Set task: Copy out the data exactly, leaving the pictures behind.

Data listing:
+++
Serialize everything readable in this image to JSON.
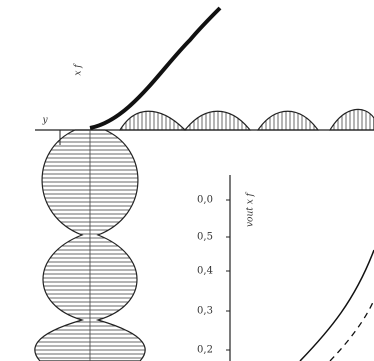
{
  "axis": {
    "ticks": [
      "0,0",
      "0,5",
      "0,4",
      "0,3",
      "0,2"
    ],
    "label": "vout x f"
  },
  "labels": {
    "top": "x f",
    "left": "y"
  }
}
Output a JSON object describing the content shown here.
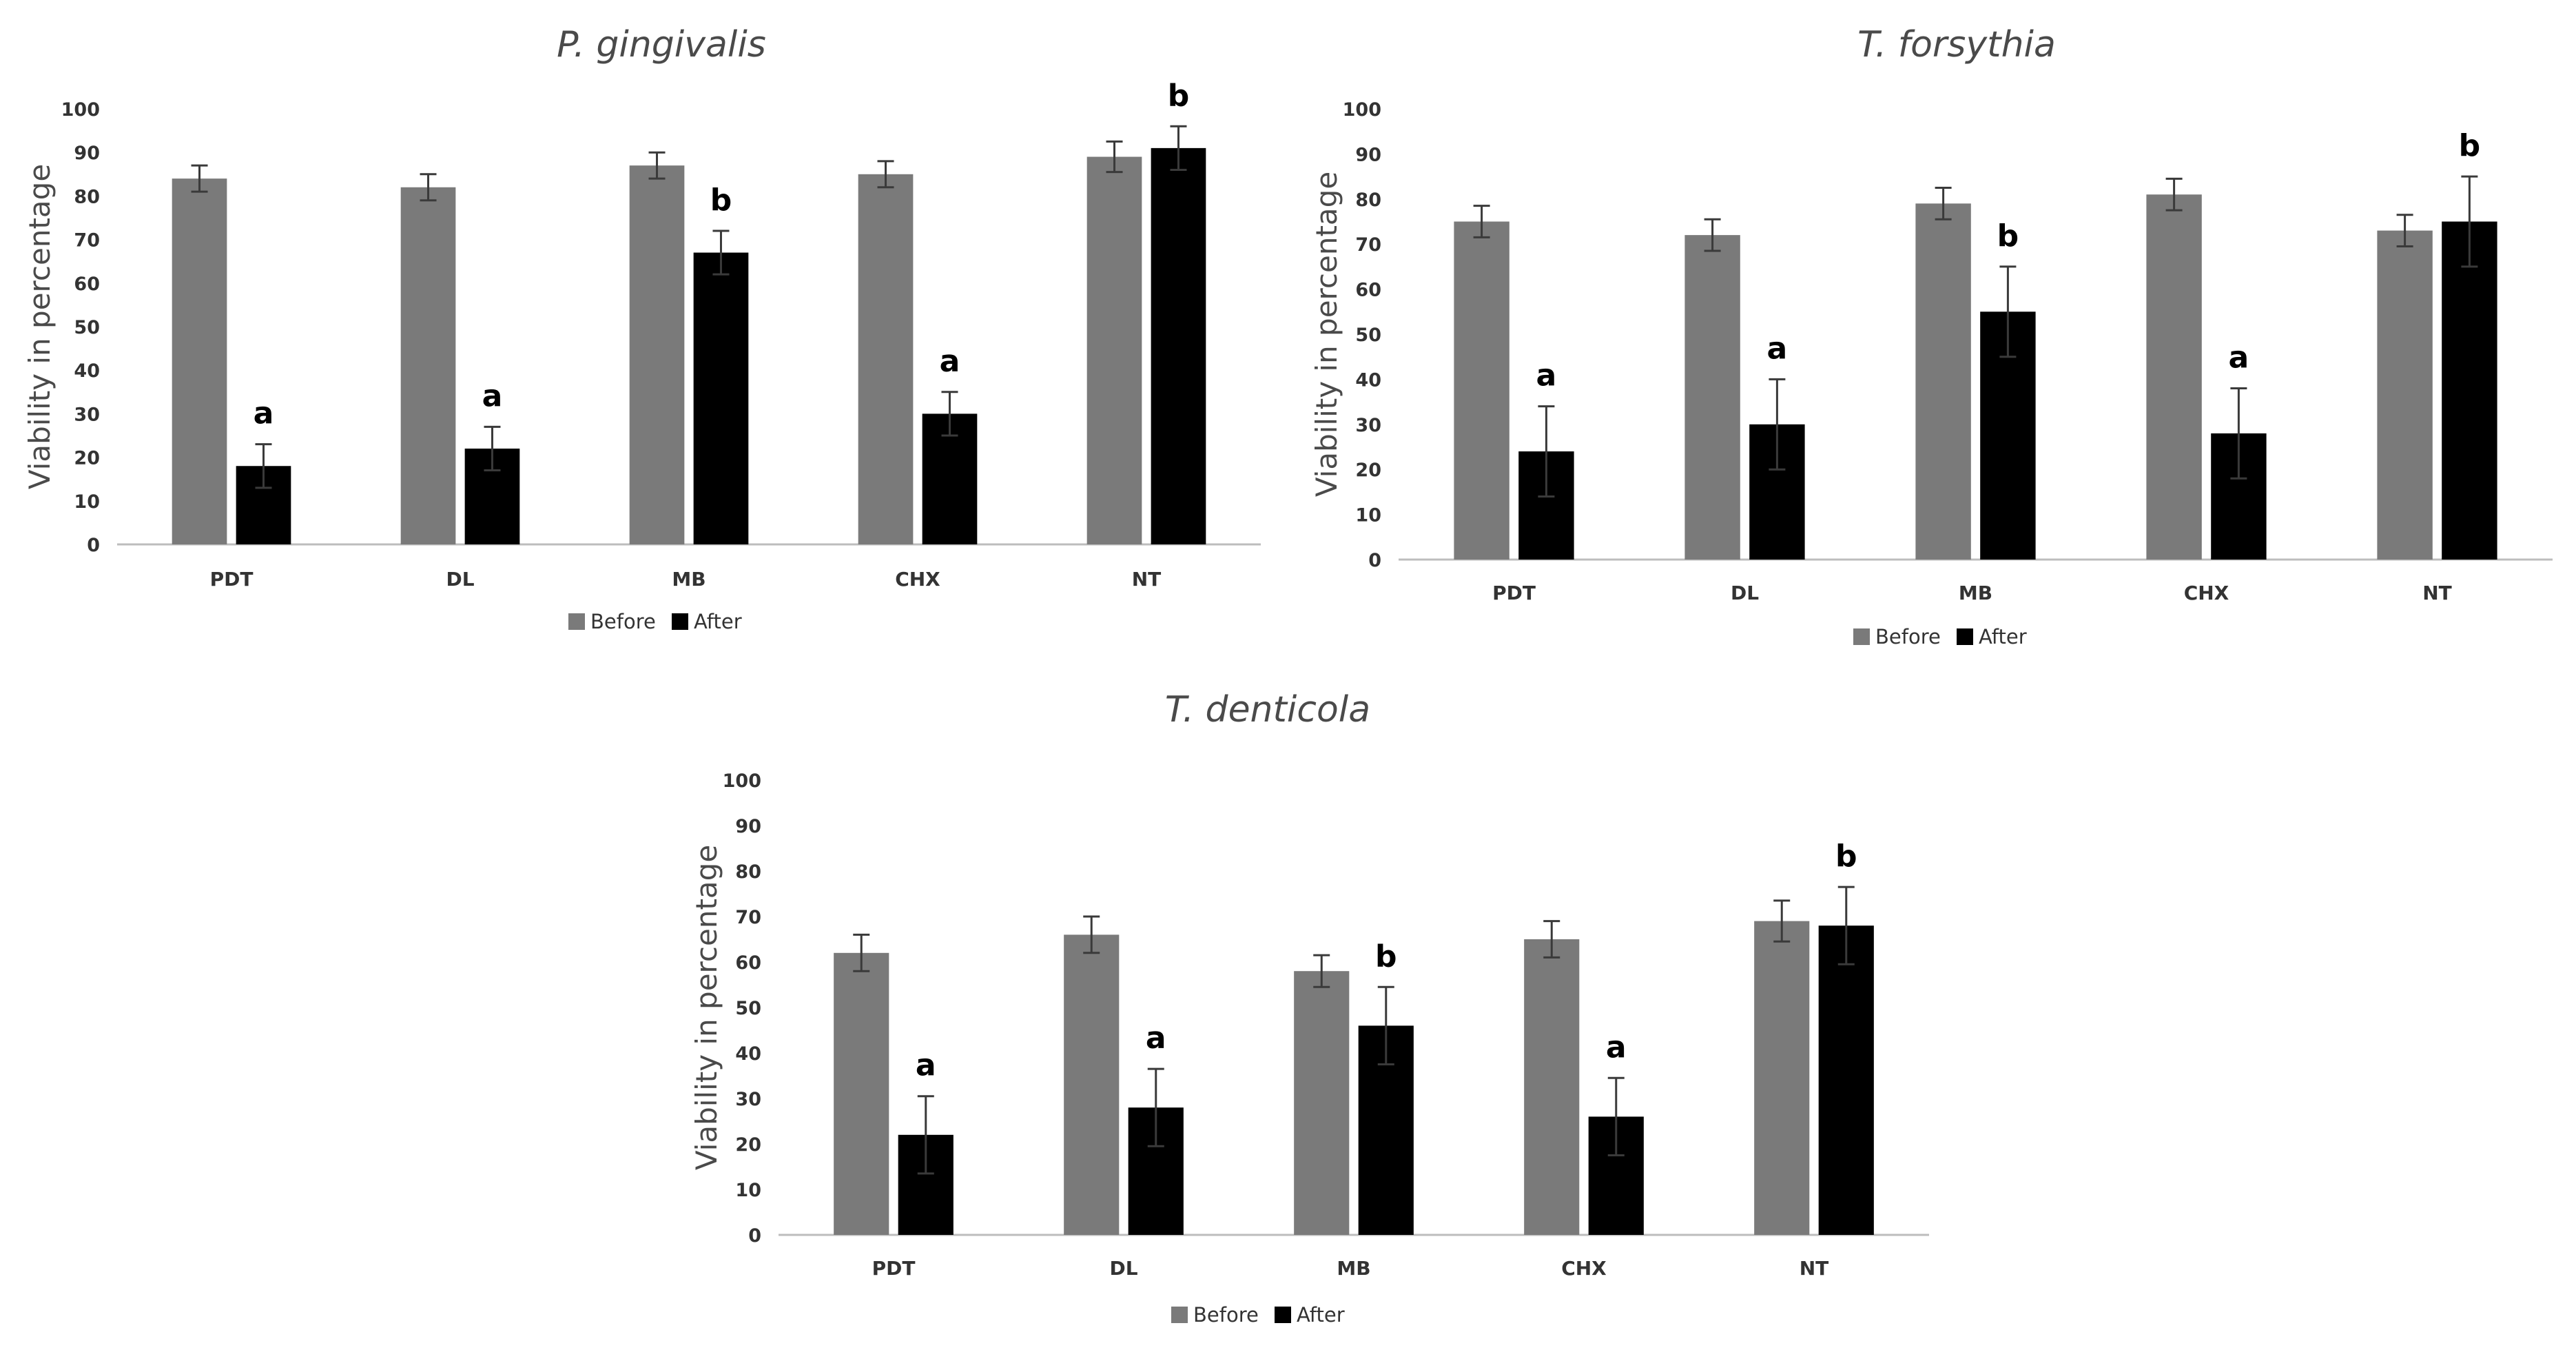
{
  "colors": {
    "before": "#7a7a7a",
    "after": "#000000"
  },
  "chart_data": [
    {
      "type": "bar",
      "title": "P. gingivalis",
      "ylabel": "Viability in percentage",
      "xlabel": "",
      "ylim": [
        0,
        100
      ],
      "yticks": [
        "0",
        "10",
        "20",
        "30",
        "40",
        "50",
        "60",
        "70",
        "80",
        "90",
        "100"
      ],
      "categories": [
        "PDT",
        "DL",
        "MB",
        "CHX",
        "NT"
      ],
      "series": [
        {
          "name": "Before",
          "values": [
            84,
            82,
            87,
            85,
            89
          ],
          "errors": [
            3,
            3,
            3,
            3,
            3.5
          ]
        },
        {
          "name": "After",
          "values": [
            18,
            22,
            67,
            30,
            91
          ],
          "errors": [
            5,
            5,
            5,
            5,
            5
          ]
        }
      ],
      "annotations": [
        "a",
        "a",
        "b",
        "a",
        "b"
      ],
      "legend": "bottom-center"
    },
    {
      "type": "bar",
      "title": "T. forsythia",
      "ylabel": "Viability in percentage",
      "xlabel": "",
      "ylim": [
        0,
        100
      ],
      "yticks": [
        "0",
        "10",
        "20",
        "30",
        "40",
        "50",
        "60",
        "70",
        "80",
        "90",
        "100"
      ],
      "categories": [
        "PDT",
        "DL",
        "MB",
        "CHX",
        "NT"
      ],
      "series": [
        {
          "name": "Before",
          "values": [
            75,
            72,
            79,
            81,
            73
          ],
          "errors": [
            3.5,
            3.5,
            3.5,
            3.5,
            3.5
          ]
        },
        {
          "name": "After",
          "values": [
            24,
            30,
            55,
            28,
            75
          ],
          "errors": [
            10,
            10,
            10,
            10,
            10
          ]
        }
      ],
      "annotations": [
        "a",
        "a",
        "b",
        "a",
        "b"
      ],
      "legend": "bottom-center"
    },
    {
      "type": "bar",
      "title": "T. denticola",
      "ylabel": "Viability in percentage",
      "xlabel": "",
      "ylim": [
        0,
        100
      ],
      "yticks": [
        "0",
        "10",
        "20",
        "30",
        "40",
        "50",
        "60",
        "70",
        "80",
        "90",
        "100"
      ],
      "categories": [
        "PDT",
        "DL",
        "MB",
        "CHX",
        "NT"
      ],
      "series": [
        {
          "name": "Before",
          "values": [
            62,
            66,
            58,
            65,
            69
          ],
          "errors": [
            4,
            4,
            3.5,
            4,
            4.5
          ]
        },
        {
          "name": "After",
          "values": [
            22,
            28,
            46,
            26,
            68
          ],
          "errors": [
            8.5,
            8.5,
            8.5,
            8.5,
            8.5
          ]
        }
      ],
      "annotations": [
        "a",
        "a",
        "b",
        "a",
        "b"
      ],
      "legend": "bottom-center"
    }
  ]
}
+++
Response for this exercise:
Serialize everything readable in this image to JSON.
{
  "axis": {
    "ticks": [
      "0,0",
      "0,5",
      "0,4",
      "0,3",
      "0,2"
    ],
    "label": "vout x f"
  },
  "labels": {
    "top": "x f",
    "left": "y"
  }
}
Output a JSON object describing the content shown here.
{
  "colors": {
    "before": "#7a7a7a",
    "after": "#000000"
  },
  "chart_data": [
    {
      "type": "bar",
      "title": "P. gingivalis",
      "ylabel": "Viability in percentage",
      "xlabel": "",
      "ylim": [
        0,
        100
      ],
      "yticks": [
        "0",
        "10",
        "20",
        "30",
        "40",
        "50",
        "60",
        "70",
        "80",
        "90",
        "100"
      ],
      "categories": [
        "PDT",
        "DL",
        "MB",
        "CHX",
        "NT"
      ],
      "series": [
        {
          "name": "Before",
          "values": [
            84,
            82,
            87,
            85,
            89
          ],
          "errors": [
            3,
            3,
            3,
            3,
            3.5
          ]
        },
        {
          "name": "After",
          "values": [
            18,
            22,
            67,
            30,
            91
          ],
          "errors": [
            5,
            5,
            5,
            5,
            5
          ]
        }
      ],
      "annotations": [
        "a",
        "a",
        "b",
        "a",
        "b"
      ],
      "legend": "bottom-center"
    },
    {
      "type": "bar",
      "title": "T. forsythia",
      "ylabel": "Viability in percentage",
      "xlabel": "",
      "ylim": [
        0,
        100
      ],
      "yticks": [
        "0",
        "10",
        "20",
        "30",
        "40",
        "50",
        "60",
        "70",
        "80",
        "90",
        "100"
      ],
      "categories": [
        "PDT",
        "DL",
        "MB",
        "CHX",
        "NT"
      ],
      "series": [
        {
          "name": "Before",
          "values": [
            75,
            72,
            79,
            81,
            73
          ],
          "errors": [
            3.5,
            3.5,
            3.5,
            3.5,
            3.5
          ]
        },
        {
          "name": "After",
          "values": [
            24,
            30,
            55,
            28,
            75
          ],
          "errors": [
            10,
            10,
            10,
            10,
            10
          ]
        }
      ],
      "annotations": [
        "a",
        "a",
        "b",
        "a",
        "b"
      ],
      "legend": "bottom-center"
    },
    {
      "type": "bar",
      "title": "T. denticola",
      "ylabel": "Viability in percentage",
      "xlabel": "",
      "ylim": [
        0,
        100
      ],
      "yticks": [
        "0",
        "10",
        "20",
        "30",
        "40",
        "50",
        "60",
        "70",
        "80",
        "90",
        "100"
      ],
      "categories": [
        "PDT",
        "DL",
        "MB",
        "CHX",
        "NT"
      ],
      "series": [
        {
          "name": "Before",
          "values": [
            62,
            66,
            58,
            65,
            69
          ],
          "errors": [
            4,
            4,
            3.5,
            4,
            4.5
          ]
        },
        {
          "name": "After",
          "values": [
            22,
            28,
            46,
            26,
            68
          ],
          "errors": [
            8.5,
            8.5,
            8.5,
            8.5,
            8.5
          ]
        }
      ],
      "annotations": [
        "a",
        "a",
        "b",
        "a",
        "b"
      ],
      "legend": "bottom-center"
    }
  ]
}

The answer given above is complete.